[WHAT YOU ARE ASKED TO DO]: Can you print every record below exactly as written?

______________________________

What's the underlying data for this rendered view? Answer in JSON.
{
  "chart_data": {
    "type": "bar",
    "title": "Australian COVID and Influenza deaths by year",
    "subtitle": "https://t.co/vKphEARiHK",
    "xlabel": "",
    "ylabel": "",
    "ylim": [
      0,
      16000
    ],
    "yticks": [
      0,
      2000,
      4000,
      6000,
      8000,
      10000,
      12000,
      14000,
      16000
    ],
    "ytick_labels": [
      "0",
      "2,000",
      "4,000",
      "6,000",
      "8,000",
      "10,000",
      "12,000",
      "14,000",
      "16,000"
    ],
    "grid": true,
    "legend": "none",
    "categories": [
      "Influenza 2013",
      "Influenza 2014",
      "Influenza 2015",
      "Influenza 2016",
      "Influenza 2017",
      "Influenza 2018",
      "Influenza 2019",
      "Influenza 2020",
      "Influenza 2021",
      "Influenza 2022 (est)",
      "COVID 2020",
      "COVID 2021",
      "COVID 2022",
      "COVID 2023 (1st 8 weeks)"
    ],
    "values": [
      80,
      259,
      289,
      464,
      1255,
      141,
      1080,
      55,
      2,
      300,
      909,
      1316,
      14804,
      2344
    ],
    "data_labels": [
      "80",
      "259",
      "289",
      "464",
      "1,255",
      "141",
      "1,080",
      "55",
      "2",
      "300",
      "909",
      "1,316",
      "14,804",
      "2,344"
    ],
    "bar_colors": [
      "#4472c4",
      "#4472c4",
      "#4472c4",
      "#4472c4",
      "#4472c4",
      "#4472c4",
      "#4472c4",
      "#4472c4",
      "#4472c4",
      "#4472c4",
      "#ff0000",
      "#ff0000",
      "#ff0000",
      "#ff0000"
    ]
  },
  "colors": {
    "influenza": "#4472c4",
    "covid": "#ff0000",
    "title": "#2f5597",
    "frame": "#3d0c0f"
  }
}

______________________________

[EXERCISE RESULT]:
What's the underlying data for this rendered view? Answer in JSON.
{
  "chart_data": {
    "type": "bar",
    "title": "Australian COVID and Influenza deaths by year",
    "subtitle": "https://t.co/vKphEARiHK",
    "xlabel": "",
    "ylabel": "",
    "ylim": [
      0,
      16000
    ],
    "yticks": [
      0,
      2000,
      4000,
      6000,
      8000,
      10000,
      12000,
      14000,
      16000
    ],
    "ytick_labels": [
      "0",
      "2,000",
      "4,000",
      "6,000",
      "8,000",
      "10,000",
      "12,000",
      "14,000",
      "16,000"
    ],
    "grid": true,
    "legend": "none",
    "categories": [
      "Influenza 2013",
      "Influenza 2014",
      "Influenza 2015",
      "Influenza 2016",
      "Influenza 2017",
      "Influenza 2018",
      "Influenza 2019",
      "Influenza 2020",
      "Influenza 2021",
      "Influenza 2022 (est)",
      "COVID 2020",
      "COVID 2021",
      "COVID 2022",
      "COVID 2023 (1st 8 weeks)"
    ],
    "values": [
      80,
      259,
      289,
      464,
      1255,
      141,
      1080,
      55,
      2,
      300,
      909,
      1316,
      14804,
      2344
    ],
    "data_labels": [
      "80",
      "259",
      "289",
      "464",
      "1,255",
      "141",
      "1,080",
      "55",
      "2",
      "300",
      "909",
      "1,316",
      "14,804",
      "2,344"
    ],
    "bar_colors": [
      "#4472c4",
      "#4472c4",
      "#4472c4",
      "#4472c4",
      "#4472c4",
      "#4472c4",
      "#4472c4",
      "#4472c4",
      "#4472c4",
      "#4472c4",
      "#ff0000",
      "#ff0000",
      "#ff0000",
      "#ff0000"
    ]
  },
  "colors": {
    "influenza": "#4472c4",
    "covid": "#ff0000",
    "title": "#2f5597",
    "frame": "#3d0c0f"
  }
}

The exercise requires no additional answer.